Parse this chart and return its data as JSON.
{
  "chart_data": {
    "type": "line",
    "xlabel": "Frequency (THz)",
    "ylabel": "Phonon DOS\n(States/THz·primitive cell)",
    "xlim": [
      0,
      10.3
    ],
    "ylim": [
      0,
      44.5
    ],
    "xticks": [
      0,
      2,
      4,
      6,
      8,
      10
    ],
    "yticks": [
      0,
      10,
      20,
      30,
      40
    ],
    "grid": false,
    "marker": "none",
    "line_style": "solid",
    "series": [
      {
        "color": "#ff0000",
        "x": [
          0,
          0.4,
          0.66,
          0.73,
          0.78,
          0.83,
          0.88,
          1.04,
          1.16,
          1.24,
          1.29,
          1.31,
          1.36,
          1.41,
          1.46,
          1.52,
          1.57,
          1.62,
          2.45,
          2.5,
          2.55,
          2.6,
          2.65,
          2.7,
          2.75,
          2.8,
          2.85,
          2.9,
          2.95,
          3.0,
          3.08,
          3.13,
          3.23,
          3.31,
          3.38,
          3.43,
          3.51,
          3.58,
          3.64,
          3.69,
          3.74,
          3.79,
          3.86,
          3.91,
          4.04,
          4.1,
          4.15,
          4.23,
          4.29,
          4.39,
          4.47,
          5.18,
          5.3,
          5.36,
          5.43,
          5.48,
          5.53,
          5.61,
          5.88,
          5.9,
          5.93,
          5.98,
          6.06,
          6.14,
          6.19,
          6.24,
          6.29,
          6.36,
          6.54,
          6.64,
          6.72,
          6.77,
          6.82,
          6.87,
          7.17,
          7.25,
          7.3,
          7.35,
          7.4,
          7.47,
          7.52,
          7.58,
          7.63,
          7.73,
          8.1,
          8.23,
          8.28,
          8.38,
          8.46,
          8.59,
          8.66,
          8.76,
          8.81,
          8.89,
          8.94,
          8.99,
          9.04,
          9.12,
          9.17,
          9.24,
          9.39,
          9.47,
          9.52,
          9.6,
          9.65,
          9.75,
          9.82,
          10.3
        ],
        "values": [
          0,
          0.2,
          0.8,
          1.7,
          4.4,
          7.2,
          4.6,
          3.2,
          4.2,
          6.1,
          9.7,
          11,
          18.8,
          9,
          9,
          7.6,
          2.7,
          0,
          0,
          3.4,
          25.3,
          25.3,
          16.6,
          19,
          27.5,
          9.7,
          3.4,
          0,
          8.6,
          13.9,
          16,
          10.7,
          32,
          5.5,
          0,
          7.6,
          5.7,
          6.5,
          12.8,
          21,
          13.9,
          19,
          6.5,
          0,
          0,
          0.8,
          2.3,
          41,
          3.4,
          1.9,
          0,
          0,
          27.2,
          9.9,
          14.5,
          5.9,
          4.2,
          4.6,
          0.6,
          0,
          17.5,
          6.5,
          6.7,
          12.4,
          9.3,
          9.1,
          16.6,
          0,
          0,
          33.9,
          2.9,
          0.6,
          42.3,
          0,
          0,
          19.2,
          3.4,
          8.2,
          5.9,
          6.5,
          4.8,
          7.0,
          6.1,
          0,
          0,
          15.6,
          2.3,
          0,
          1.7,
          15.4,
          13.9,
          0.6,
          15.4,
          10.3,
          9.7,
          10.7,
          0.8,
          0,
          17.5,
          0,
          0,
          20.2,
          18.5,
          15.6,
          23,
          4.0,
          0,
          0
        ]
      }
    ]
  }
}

▸ **TASK STATEMENT**
Give the entries again in full, exactly as they are written.

▸ **EXERCISE ANSWER**
Parse this chart and return its data as JSON.
{
  "chart_data": {
    "type": "line",
    "xlabel": "Frequency (THz)",
    "ylabel": "Phonon DOS\n(States/THz·primitive cell)",
    "xlim": [
      0,
      10.3
    ],
    "ylim": [
      0,
      44.5
    ],
    "xticks": [
      0,
      2,
      4,
      6,
      8,
      10
    ],
    "yticks": [
      0,
      10,
      20,
      30,
      40
    ],
    "grid": false,
    "marker": "none",
    "line_style": "solid",
    "series": [
      {
        "color": "#ff0000",
        "x": [
          0,
          0.4,
          0.66,
          0.73,
          0.78,
          0.83,
          0.88,
          1.04,
          1.16,
          1.24,
          1.29,
          1.31,
          1.36,
          1.41,
          1.46,
          1.52,
          1.57,
          1.62,
          2.45,
          2.5,
          2.55,
          2.6,
          2.65,
          2.7,
          2.75,
          2.8,
          2.85,
          2.9,
          2.95,
          3.0,
          3.08,
          3.13,
          3.23,
          3.31,
          3.38,
          3.43,
          3.51,
          3.58,
          3.64,
          3.69,
          3.74,
          3.79,
          3.86,
          3.91,
          4.04,
          4.1,
          4.15,
          4.23,
          4.29,
          4.39,
          4.47,
          5.18,
          5.3,
          5.36,
          5.43,
          5.48,
          5.53,
          5.61,
          5.88,
          5.9,
          5.93,
          5.98,
          6.06,
          6.14,
          6.19,
          6.24,
          6.29,
          6.36,
          6.54,
          6.64,
          6.72,
          6.77,
          6.82,
          6.87,
          7.17,
          7.25,
          7.3,
          7.35,
          7.4,
          7.47,
          7.52,
          7.58,
          7.63,
          7.73,
          8.1,
          8.23,
          8.28,
          8.38,
          8.46,
          8.59,
          8.66,
          8.76,
          8.81,
          8.89,
          8.94,
          8.99,
          9.04,
          9.12,
          9.17,
          9.24,
          9.39,
          9.47,
          9.52,
          9.6,
          9.65,
          9.75,
          9.82,
          10.3
        ],
        "values": [
          0,
          0.2,
          0.8,
          1.7,
          4.4,
          7.2,
          4.6,
          3.2,
          4.2,
          6.1,
          9.7,
          11,
          18.8,
          9,
          9,
          7.6,
          2.7,
          0,
          0,
          3.4,
          25.3,
          25.3,
          16.6,
          19,
          27.5,
          9.7,
          3.4,
          0,
          8.6,
          13.9,
          16,
          10.7,
          32,
          5.5,
          0,
          7.6,
          5.7,
          6.5,
          12.8,
          21,
          13.9,
          19,
          6.5,
          0,
          0,
          0.8,
          2.3,
          41,
          3.4,
          1.9,
          0,
          0,
          27.2,
          9.9,
          14.5,
          5.9,
          4.2,
          4.6,
          0.6,
          0,
          17.5,
          6.5,
          6.7,
          12.4,
          9.3,
          9.1,
          16.6,
          0,
          0,
          33.9,
          2.9,
          0.6,
          42.3,
          0,
          0,
          19.2,
          3.4,
          8.2,
          5.9,
          6.5,
          4.8,
          7.0,
          6.1,
          0,
          0,
          15.6,
          2.3,
          0,
          1.7,
          15.4,
          13.9,
          0.6,
          15.4,
          10.3,
          9.7,
          10.7,
          0.8,
          0,
          17.5,
          0,
          0,
          20.2,
          18.5,
          15.6,
          23,
          4.0,
          0,
          0
        ]
      }
    ]
  }
}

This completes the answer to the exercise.